▶ _MATERIAL PROVIDED_:
____

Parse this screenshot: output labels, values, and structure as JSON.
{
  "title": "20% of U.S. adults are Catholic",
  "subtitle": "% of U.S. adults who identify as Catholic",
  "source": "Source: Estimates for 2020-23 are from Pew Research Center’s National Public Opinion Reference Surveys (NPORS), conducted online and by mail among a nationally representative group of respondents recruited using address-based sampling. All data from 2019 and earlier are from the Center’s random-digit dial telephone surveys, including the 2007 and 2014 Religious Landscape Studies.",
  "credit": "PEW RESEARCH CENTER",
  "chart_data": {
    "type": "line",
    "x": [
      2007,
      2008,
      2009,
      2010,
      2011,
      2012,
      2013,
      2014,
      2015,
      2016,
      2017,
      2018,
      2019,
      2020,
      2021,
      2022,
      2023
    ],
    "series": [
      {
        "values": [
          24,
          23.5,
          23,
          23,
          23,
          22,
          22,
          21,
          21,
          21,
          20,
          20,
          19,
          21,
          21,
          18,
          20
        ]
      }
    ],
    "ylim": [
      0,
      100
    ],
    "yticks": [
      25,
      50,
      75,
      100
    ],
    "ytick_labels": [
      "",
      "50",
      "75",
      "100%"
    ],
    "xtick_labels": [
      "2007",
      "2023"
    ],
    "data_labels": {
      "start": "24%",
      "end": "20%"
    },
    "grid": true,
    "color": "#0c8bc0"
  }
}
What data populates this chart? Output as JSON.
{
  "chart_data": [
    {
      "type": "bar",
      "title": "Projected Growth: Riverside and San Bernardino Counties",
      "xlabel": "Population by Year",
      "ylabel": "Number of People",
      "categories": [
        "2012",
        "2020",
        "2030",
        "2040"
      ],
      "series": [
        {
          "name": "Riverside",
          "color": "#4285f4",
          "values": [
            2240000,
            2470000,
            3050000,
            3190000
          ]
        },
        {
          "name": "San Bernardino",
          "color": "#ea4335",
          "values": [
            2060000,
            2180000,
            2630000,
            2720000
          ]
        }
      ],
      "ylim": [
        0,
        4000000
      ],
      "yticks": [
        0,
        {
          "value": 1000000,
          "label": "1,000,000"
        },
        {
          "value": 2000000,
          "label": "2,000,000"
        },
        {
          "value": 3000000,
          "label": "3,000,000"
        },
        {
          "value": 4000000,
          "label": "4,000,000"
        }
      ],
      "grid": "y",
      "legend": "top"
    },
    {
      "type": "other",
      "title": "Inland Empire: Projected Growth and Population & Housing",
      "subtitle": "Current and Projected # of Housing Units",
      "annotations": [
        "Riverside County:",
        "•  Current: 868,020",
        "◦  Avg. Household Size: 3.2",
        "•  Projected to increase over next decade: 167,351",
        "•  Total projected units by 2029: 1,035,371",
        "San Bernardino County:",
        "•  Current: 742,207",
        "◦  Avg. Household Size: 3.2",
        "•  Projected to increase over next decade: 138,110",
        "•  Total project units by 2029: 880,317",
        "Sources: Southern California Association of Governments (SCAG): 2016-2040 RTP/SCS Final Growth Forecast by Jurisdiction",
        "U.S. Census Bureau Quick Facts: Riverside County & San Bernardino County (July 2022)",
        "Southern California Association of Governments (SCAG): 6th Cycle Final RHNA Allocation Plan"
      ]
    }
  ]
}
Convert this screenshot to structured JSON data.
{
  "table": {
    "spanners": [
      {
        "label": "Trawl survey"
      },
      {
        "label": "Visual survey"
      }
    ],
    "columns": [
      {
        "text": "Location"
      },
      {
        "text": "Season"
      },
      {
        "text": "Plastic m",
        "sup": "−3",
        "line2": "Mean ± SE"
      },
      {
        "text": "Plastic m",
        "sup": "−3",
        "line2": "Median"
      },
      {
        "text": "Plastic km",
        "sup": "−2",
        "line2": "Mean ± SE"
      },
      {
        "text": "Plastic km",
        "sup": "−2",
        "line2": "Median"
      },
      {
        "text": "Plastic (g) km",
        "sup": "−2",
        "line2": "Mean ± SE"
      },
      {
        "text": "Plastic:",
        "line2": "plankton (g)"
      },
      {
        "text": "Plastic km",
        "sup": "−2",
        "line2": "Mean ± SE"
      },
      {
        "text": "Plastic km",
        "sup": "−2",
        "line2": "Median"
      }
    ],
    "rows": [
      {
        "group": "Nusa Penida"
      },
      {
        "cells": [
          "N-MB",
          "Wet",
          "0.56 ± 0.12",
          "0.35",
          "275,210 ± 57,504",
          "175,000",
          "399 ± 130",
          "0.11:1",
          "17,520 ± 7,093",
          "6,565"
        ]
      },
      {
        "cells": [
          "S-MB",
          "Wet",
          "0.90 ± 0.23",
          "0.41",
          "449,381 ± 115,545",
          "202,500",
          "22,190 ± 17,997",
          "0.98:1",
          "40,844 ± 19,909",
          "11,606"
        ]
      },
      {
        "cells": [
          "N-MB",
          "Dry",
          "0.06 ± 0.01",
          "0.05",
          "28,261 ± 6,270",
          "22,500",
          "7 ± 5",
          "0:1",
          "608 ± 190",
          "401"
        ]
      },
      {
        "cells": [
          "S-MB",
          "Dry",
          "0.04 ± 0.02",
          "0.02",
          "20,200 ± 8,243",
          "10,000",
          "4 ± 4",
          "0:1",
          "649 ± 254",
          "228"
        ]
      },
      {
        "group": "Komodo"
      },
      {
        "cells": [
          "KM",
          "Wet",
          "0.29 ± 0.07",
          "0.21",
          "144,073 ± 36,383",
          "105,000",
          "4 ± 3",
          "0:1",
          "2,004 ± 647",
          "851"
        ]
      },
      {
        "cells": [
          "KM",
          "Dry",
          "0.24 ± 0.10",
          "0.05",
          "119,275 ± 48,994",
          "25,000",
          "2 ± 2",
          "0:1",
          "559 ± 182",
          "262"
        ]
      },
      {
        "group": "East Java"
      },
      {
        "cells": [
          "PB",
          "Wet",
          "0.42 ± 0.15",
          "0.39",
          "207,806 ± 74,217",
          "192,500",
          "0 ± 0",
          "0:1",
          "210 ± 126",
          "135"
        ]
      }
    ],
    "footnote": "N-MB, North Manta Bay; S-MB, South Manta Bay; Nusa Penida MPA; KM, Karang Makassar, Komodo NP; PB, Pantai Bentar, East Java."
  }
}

____

▶ _WHAT YOU WILL DO_:
The lines above should be duplicated exactly.

▶ _SOLUTION_:
Parse this screenshot: output labels, values, and structure as JSON.
{
  "title": "20% of U.S. adults are Catholic",
  "subtitle": "% of U.S. adults who identify as Catholic",
  "source": "Source: Estimates for 2020-23 are from Pew Research Center’s National Public Opinion Reference Surveys (NPORS), conducted online and by mail among a nationally representative group of respondents recruited using address-based sampling. All data from 2019 and earlier are from the Center’s random-digit dial telephone surveys, including the 2007 and 2014 Religious Landscape Studies.",
  "credit": "PEW RESEARCH CENTER",
  "chart_data": {
    "type": "line",
    "x": [
      2007,
      2008,
      2009,
      2010,
      2011,
      2012,
      2013,
      2014,
      2015,
      2016,
      2017,
      2018,
      2019,
      2020,
      2021,
      2022,
      2023
    ],
    "series": [
      {
        "values": [
          24,
          23.5,
          23,
          23,
          23,
          22,
          22,
          21,
          21,
          21,
          20,
          20,
          19,
          21,
          21,
          18,
          20
        ]
      }
    ],
    "ylim": [
      0,
      100
    ],
    "yticks": [
      25,
      50,
      75,
      100
    ],
    "ytick_labels": [
      "",
      "50",
      "75",
      "100%"
    ],
    "xtick_labels": [
      "2007",
      "2023"
    ],
    "data_labels": {
      "start": "24%",
      "end": "20%"
    },
    "grid": true,
    "color": "#0c8bc0"
  }
}
What data populates this chart? Output as JSON.
{
  "chart_data": [
    {
      "type": "bar",
      "title": "Projected Growth: Riverside and San Bernardino Counties",
      "xlabel": "Population by Year",
      "ylabel": "Number of People",
      "categories": [
        "2012",
        "2020",
        "2030",
        "2040"
      ],
      "series": [
        {
          "name": "Riverside",
          "color": "#4285f4",
          "values": [
            2240000,
            2470000,
            3050000,
            3190000
          ]
        },
        {
          "name": "San Bernardino",
          "color": "#ea4335",
          "values": [
            2060000,
            2180000,
            2630000,
            2720000
          ]
        }
      ],
      "ylim": [
        0,
        4000000
      ],
      "yticks": [
        0,
        {
          "value": 1000000,
          "label": "1,000,000"
        },
        {
          "value": 2000000,
          "label": "2,000,000"
        },
        {
          "value": 3000000,
          "label": "3,000,000"
        },
        {
          "value": 4000000,
          "label": "4,000,000"
        }
      ],
      "grid": "y",
      "legend": "top"
    },
    {
      "type": "other",
      "title": "Inland Empire: Projected Growth and Population & Housing",
      "subtitle": "Current and Projected # of Housing Units",
      "annotations": [
        "Riverside County:",
        "•  Current: 868,020",
        "◦  Avg. Household Size: 3.2",
        "•  Projected to increase over next decade: 167,351",
        "•  Total projected units by 2029: 1,035,371",
        "San Bernardino County:",
        "•  Current: 742,207",
        "◦  Avg. Household Size: 3.2",
        "•  Projected to increase over next decade: 138,110",
        "•  Total project units by 2029: 880,317",
        "Sources: Southern California Association of Governments (SCAG): 2016-2040 RTP/SCS Final Growth Forecast by Jurisdiction",
        "U.S. Census Bureau Quick Facts: Riverside County & San Bernardino County (July 2022)",
        "Southern California Association of Governments (SCAG): 6th Cycle Final RHNA Allocation Plan"
      ]
    }
  ]
}
Convert this screenshot to structured JSON data.
{
  "table": {
    "spanners": [
      {
        "label": "Trawl survey"
      },
      {
        "label": "Visual survey"
      }
    ],
    "columns": [
      {
        "text": "Location"
      },
      {
        "text": "Season"
      },
      {
        "text": "Plastic m",
        "sup": "−3",
        "line2": "Mean ± SE"
      },
      {
        "text": "Plastic m",
        "sup": "−3",
        "line2": "Median"
      },
      {
        "text": "Plastic km",
        "sup": "−2",
        "line2": "Mean ± SE"
      },
      {
        "text": "Plastic km",
        "sup": "−2",
        "line2": "Median"
      },
      {
        "text": "Plastic (g) km",
        "sup": "−2",
        "line2": "Mean ± SE"
      },
      {
        "text": "Plastic:",
        "line2": "plankton (g)"
      },
      {
        "text": "Plastic km",
        "sup": "−2",
        "line2": "Mean ± SE"
      },
      {
        "text": "Plastic km",
        "sup": "−2",
        "line2": "Median"
      }
    ],
    "rows": [
      {
        "group": "Nusa Penida"
      },
      {
        "cells": [
          "N-MB",
          "Wet",
          "0.56 ± 0.12",
          "0.35",
          "275,210 ± 57,504",
          "175,000",
          "399 ± 130",
          "0.11:1",
          "17,520 ± 7,093",
          "6,565"
        ]
      },
      {
        "cells": [
          "S-MB",
          "Wet",
          "0.90 ± 0.23",
          "0.41",
          "449,381 ± 115,545",
          "202,500",
          "22,190 ± 17,997",
          "0.98:1",
          "40,844 ± 19,909",
          "11,606"
        ]
      },
      {
        "cells": [
          "N-MB",
          "Dry",
          "0.06 ± 0.01",
          "0.05",
          "28,261 ± 6,270",
          "22,500",
          "7 ± 5",
          "0:1",
          "608 ± 190",
          "401"
        ]
      },
      {
        "cells": [
          "S-MB",
          "Dry",
          "0.04 ± 0.02",
          "0.02",
          "20,200 ± 8,243",
          "10,000",
          "4 ± 4",
          "0:1",
          "649 ± 254",
          "228"
        ]
      },
      {
        "group": "Komodo"
      },
      {
        "cells": [
          "KM",
          "Wet",
          "0.29 ± 0.07",
          "0.21",
          "144,073 ± 36,383",
          "105,000",
          "4 ± 3",
          "0:1",
          "2,004 ± 647",
          "851"
        ]
      },
      {
        "cells": [
          "KM",
          "Dry",
          "0.24 ± 0.10",
          "0.05",
          "119,275 ± 48,994",
          "25,000",
          "2 ± 2",
          "0:1",
          "559 ± 182",
          "262"
        ]
      },
      {
        "group": "East Java"
      },
      {
        "cells": [
          "PB",
          "Wet",
          "0.42 ± 0.15",
          "0.39",
          "207,806 ± 74,217",
          "192,500",
          "0 ± 0",
          "0:1",
          "210 ± 126",
          "135"
        ]
      }
    ],
    "footnote": "N-MB, North Manta Bay; S-MB, South Manta Bay; Nusa Penida MPA; KM, Karang Makassar, Komodo NP; PB, Pantai Bentar, East Java."
  }
}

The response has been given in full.